◆ PROBLEM DETAILS
Please copy word for word the stretch of the Campden tablet text from "Small amounts of" through "your brew day.".
───── SELECTED PASSAGE ─────
1. Removing chlorine / chloramine
2. Sanitizing fermentables
3. Sanitizing equipment
Anhydrous sodium metabisulfite (Na2S205) is typically the active ingredient in Campden tablets. Each Campden Tablet equals 1/16 teaspoon of sodium metabisulfite. When combined with water, the tablets provide an easy-to-measure delivery mechanism for adding approximately 75 parts-per-million (PPM) of sulfur dioxide (SO2) to each gallon of liquid and to the headspace in vessels used in fermenting.
In simple terms, dissolved Campden tablets kill microorganisms, but only for a while until the sulfur dioxide from the tablets dissipates to non-lethal levels for the little critters. At the proper levels they can be used to kill wild yeast, mold, bacteria and other microorganisms that might otherwise spoil what you're brewing; and after they're done you can add your own yeast to start fermentation. As an alternative you can also purchase potassium metabisulfite in bulk but then you need to measure tiny amounts of it instead of counting out a few tablets.
Small amounts of Campden tablets have the handy side-effect of precipitating chlorine and chloramine out of water. This is only a factor if you're using chlorinated water, such as a city water supply, and you're not using some other method of removing the chlorine such as reverse osmosis (RO), charcoal filtration or boiling. You want to remove the chlorine and chloramine because when left in the water, they can form smelly compounds called chlorophenols when they interact with beer.
I prefer Campden tablets to the other methods for dechlorination. Reverse osmosis is significantly more expensive. Filtering typically removes only a portion of the chlorine and chloramine, and it's also more expensive than Campden tablets. Both RO and filtering require additional equipment that you need to store and maintain. Boiling doesn't work on chloramine and it adds time to your brew day.
To use Campden tablets for Removing chlorine and/or chloramine, crush one tablet and add it to 20 gallons of water, or use 1/4 tablet for each five gallons. Don't over-think this: if you're somewhere near 1/4 tablet and somewhere near five gallons you'll be just fine. I toss a crushed partial tablet into the hot liquor tank before I start heating the water. Stir it up a bit and I'm ready to go.
To use Campden tablets sanitizing fermentables, add one or two tablets to each gallon of cider or must. Tablets should be crushed and dissolved in a small amount of water, then added to the must immediately. Wait 12 to 24 hours before adding your yeast to begin fermentation. For use with overripe and potentially spoiled fruit, go with two tablets and two days. For regular use, one tablet and one day. Allow the fermentable liquid to ventilate in an open container.
───── EXCERPTED DATA ─────
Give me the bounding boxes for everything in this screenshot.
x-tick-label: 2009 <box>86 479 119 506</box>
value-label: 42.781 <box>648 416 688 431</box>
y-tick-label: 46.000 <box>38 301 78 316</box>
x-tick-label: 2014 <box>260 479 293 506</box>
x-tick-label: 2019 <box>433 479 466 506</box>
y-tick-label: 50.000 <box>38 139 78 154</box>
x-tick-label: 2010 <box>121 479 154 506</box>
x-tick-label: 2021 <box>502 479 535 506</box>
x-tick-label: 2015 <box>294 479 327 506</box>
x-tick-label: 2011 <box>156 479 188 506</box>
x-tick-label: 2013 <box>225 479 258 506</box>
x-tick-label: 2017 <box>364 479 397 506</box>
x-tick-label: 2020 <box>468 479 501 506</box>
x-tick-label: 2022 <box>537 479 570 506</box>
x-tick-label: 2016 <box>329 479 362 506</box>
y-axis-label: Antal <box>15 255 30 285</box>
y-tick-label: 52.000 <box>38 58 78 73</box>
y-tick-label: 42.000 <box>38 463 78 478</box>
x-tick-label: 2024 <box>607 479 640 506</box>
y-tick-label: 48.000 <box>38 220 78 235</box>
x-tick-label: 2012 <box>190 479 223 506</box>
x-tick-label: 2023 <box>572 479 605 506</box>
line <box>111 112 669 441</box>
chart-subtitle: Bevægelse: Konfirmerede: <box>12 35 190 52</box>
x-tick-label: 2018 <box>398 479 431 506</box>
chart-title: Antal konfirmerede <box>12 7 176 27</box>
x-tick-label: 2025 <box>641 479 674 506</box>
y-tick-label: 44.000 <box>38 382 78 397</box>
─────
◆ ANSWER SECTION
Small amounts of Campden tablets have the handy side-effect of precipitating chlorine and chloramine out of water. This is only a factor if you're using chlorinated water, such as a city water supply, and you're not using some other method of removing the chlorine such as reverse osmosis (RO), charcoal filtration or boiling. You want to remove the chlorine and chloramine because when left in the water, they can form smelly compounds called chlorophenols when they interact with beer.
I prefer Campden tablets to the other methods for dechlorination. Reverse osmosis is significantly more expensive. Filtering typically removes only a portion of the chlorine and chloramine, and it's also more expensive than Campden tablets. Both RO and filtering require additional equipment that you need to store and maintain. Boiling doesn't work on chloramine and it adds time to your brew day.